**Supplied material:**
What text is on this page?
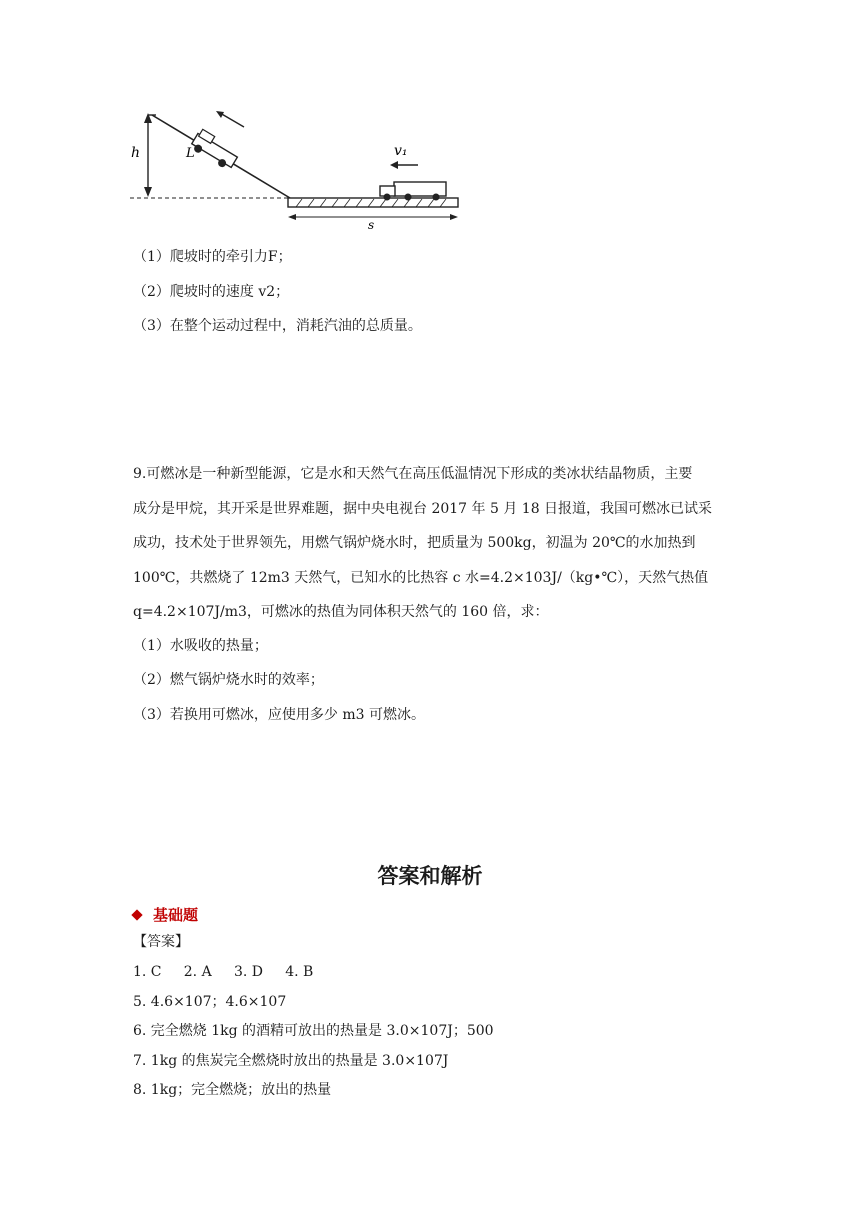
h	L	v₁
s
（1）爬坡时的牵引力F；
（2）爬坡时的速度 v2；
（3）在整个运动过程中，消耗汽油的总质量。
9.可燃冰是一种新型能源，它是水和天然气在高压低温情况下形成的类冰状结晶物质，主要
成分是甲烷，其开采是世界难题，据中央电视台 2017 年 5 月 18 日报道，我国可燃冰已试采
成功，技术处于世界领先，用燃气锅炉烧水时，把质量为 500kg，初温为 20℃的水加热到
100℃，共燃烧了 12m3 天然气，已知水的比热容 c 水=4.2×103J/（kg•℃），天然气热值
q=4.2×107J/m3，可燃冰的热值为同体积天然气的 160 倍，求：
（1）水吸收的热量；
（2）燃气锅炉烧水时的效率；
（3）若换用可燃冰，应使用多少 m3 可燃冰。
答案和解析
基础题
【答案】
1. C     2. A     3. D     4. B
5. 4.6×107；4.6×107
6. 完全燃烧 1kg 的酒精可放出的热量是 3.0×107J；500
7. 1kg 的焦炭完全燃烧时放出的热量是 3.0×107J
8. 1kg；完全燃烧；放出的热量
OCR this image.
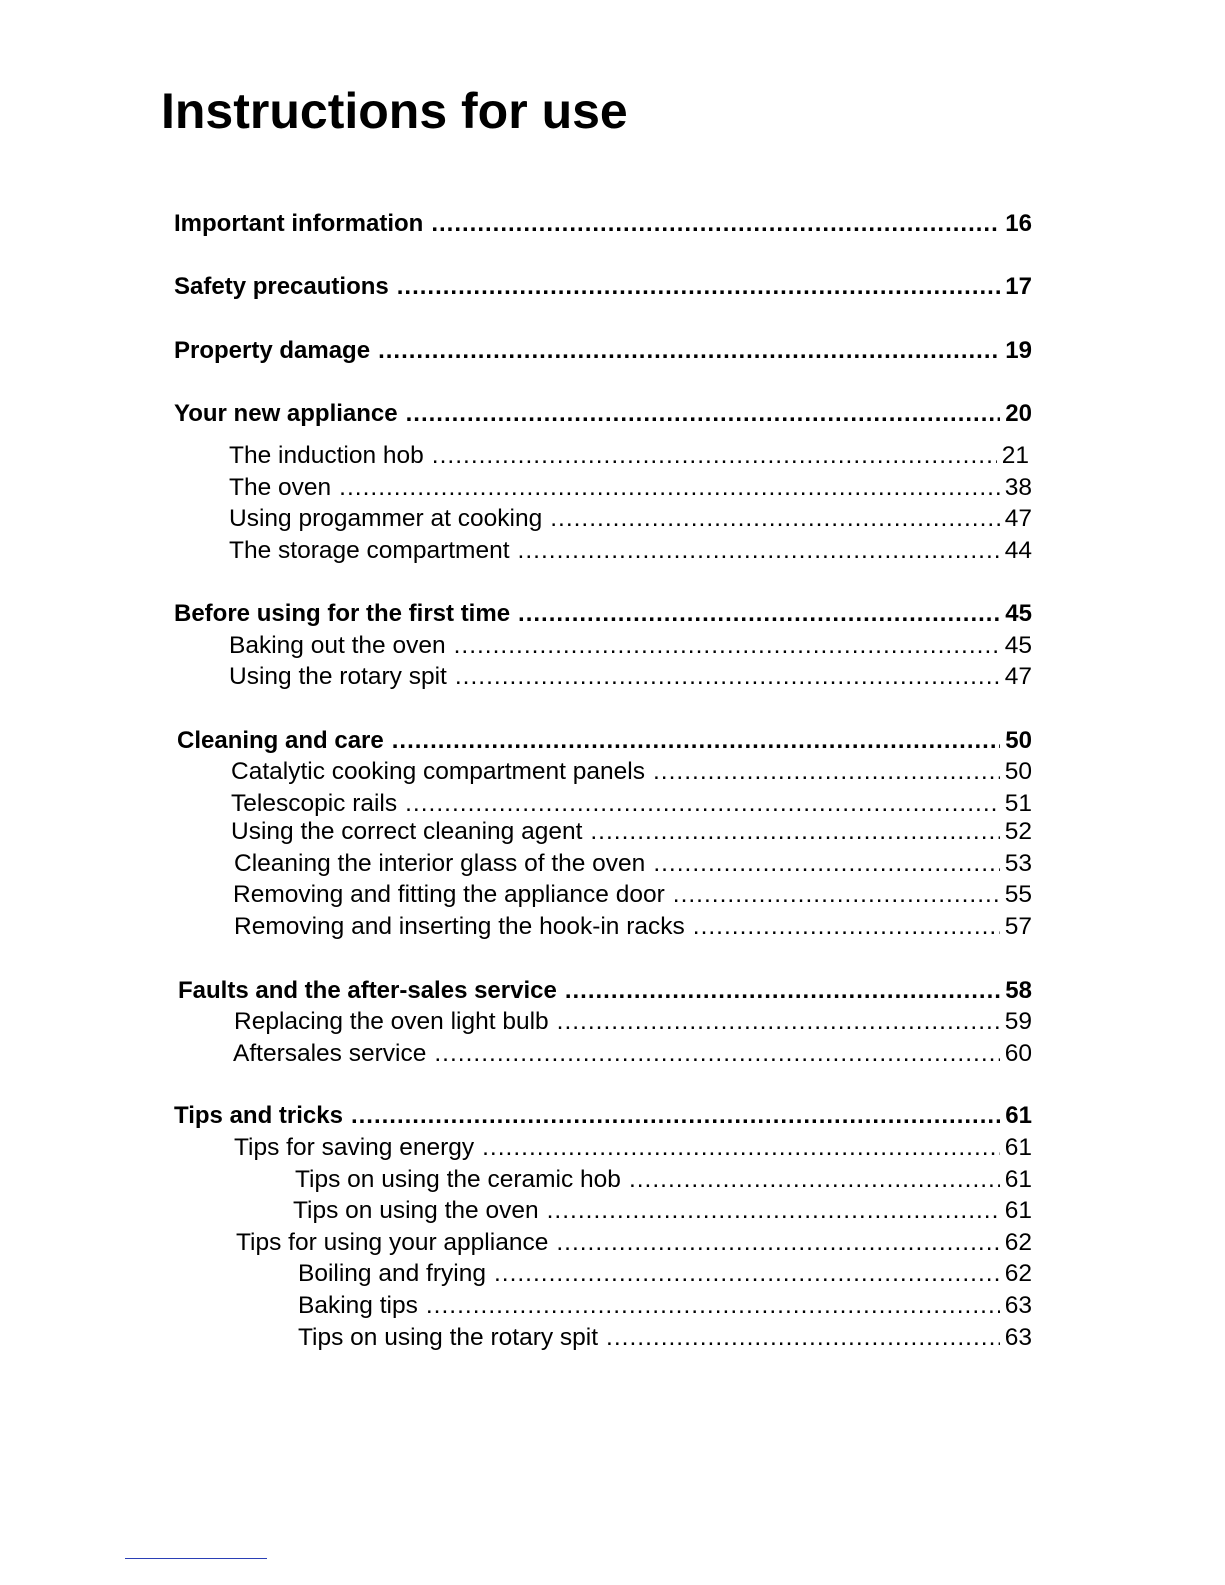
Instructions for use
Important information .....	16
Safety precautions .....	17
Property damage .....	19
Your new appliance .....	20
The induction hob .....	21
The oven .....	38
Using progammer at cooking .....	47
The storage compartment .....	44
Before using for the first time .....	45
Baking out the oven .....	45
Using the rotary spit .....	47
Cleaning and care .....	50
Catalytic cooking compartment panels .....	50
Telescopic rails .....	51
Using the correct cleaning agent .....	52
Cleaning the interior glass of the oven .....	53
Removing and fitting the appliance door .....	55
Removing and inserting the hook-in racks .....	57
Faults and the after-sales service .....	58
Replacing the oven light bulb .....	59
Aftersales service .....	60
Tips and tricks .....	61
Tips for saving energy .....	61
Tips on using the ceramic hob .....	61
Tips on using the oven .....	61
Tips for using your appliance .....	62
Boiling and frying .....	62
Baking tips .....	63
Tips on using the rotary spit .....	63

**Work to be completed:** Output only the lines from the line that contains "OCR this image." through the end of the material, both ends included, and skip every picture.

**Worked solution:**
OCR this image.
Instructions for use
Important information .....	16
Safety precautions .....	17
Property damage .....	19
Your new appliance .....	20
The induction hob .....	21
The oven .....	38
Using progammer at cooking .....	47
The storage compartment .....	44
Before using for the first time .....	45
Baking out the oven .....	45
Using the rotary spit .....	47
Cleaning and care .....	50
Catalytic cooking compartment panels .....	50
Telescopic rails .....	51
Using the correct cleaning agent .....	52
Cleaning the interior glass of the oven .....	53
Removing and fitting the appliance door .....	55
Removing and inserting the hook-in racks .....	57
Faults and the after-sales service .....	58
Replacing the oven light bulb .....	59
Aftersales service .....	60
Tips and tricks .....	61
Tips for saving energy .....	61
Tips on using the ceramic hob .....	61
Tips on using the oven .....	61
Tips for using your appliance .....	62
Boiling and frying .....	62
Baking tips .....	63
Tips on using the rotary spit .....	63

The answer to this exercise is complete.